• **WHAT TO DO**
Reproduce all lines of the listing below in which the word "Grade" occurs.

• **ENTRIES**
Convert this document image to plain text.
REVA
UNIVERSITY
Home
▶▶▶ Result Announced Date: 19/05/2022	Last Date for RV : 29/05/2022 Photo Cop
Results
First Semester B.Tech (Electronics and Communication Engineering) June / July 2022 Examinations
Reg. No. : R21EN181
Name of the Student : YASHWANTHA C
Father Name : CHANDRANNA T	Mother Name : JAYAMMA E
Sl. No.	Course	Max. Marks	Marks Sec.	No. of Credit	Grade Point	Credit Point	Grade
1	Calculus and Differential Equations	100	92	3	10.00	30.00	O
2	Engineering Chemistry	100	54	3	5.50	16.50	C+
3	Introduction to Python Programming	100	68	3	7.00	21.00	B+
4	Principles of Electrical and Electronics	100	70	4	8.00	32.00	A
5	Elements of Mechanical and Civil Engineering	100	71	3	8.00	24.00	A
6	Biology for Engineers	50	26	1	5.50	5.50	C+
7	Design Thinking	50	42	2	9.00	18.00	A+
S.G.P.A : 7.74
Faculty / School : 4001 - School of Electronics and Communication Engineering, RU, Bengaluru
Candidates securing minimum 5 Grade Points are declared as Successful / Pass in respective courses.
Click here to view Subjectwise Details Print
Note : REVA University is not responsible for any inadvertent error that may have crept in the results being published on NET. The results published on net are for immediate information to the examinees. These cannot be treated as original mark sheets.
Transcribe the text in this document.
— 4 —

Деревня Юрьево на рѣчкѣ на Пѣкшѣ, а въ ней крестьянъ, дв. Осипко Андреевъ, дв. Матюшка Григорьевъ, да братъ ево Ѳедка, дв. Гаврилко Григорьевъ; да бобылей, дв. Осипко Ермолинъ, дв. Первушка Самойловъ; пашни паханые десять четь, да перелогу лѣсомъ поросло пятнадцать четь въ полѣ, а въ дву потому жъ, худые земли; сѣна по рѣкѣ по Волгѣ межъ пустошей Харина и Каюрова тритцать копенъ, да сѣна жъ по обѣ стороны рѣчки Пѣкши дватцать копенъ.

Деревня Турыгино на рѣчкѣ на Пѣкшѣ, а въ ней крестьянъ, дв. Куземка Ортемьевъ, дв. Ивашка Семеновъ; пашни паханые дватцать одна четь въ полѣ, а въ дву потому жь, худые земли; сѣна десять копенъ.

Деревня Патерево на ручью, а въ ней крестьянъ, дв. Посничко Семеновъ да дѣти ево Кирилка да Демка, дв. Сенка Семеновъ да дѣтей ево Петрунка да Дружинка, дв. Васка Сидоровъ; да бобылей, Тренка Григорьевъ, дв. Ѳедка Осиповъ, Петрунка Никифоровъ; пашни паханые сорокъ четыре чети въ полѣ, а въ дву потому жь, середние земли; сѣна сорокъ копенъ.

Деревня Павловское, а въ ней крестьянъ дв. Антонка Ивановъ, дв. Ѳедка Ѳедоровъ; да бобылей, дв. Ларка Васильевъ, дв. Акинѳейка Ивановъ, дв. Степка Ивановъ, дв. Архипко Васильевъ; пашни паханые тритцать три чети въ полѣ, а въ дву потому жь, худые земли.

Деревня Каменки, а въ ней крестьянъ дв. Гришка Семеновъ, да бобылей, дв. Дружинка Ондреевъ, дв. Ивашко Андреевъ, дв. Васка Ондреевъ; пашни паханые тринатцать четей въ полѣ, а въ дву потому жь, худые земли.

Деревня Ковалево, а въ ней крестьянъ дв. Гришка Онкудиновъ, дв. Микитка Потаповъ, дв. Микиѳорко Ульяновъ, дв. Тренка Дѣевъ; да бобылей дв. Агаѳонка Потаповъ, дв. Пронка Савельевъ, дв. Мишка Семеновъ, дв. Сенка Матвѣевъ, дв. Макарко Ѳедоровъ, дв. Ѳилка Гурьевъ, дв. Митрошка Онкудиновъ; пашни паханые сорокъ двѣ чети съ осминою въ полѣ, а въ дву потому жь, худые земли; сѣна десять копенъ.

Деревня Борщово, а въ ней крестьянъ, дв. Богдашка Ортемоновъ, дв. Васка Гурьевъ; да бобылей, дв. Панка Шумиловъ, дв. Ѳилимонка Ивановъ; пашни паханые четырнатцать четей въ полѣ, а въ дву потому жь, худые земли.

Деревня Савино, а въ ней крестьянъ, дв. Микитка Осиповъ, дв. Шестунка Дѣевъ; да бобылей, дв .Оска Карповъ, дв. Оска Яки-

• **EXERCISE SOLUTION**
Sl. No.	Course	Max. Marks	Marks Sec.	No. of Credit	Grade Point	Credit Point	Grade
Candidates securing minimum 5 Grade Points are declared as Successful / Pass in respective courses.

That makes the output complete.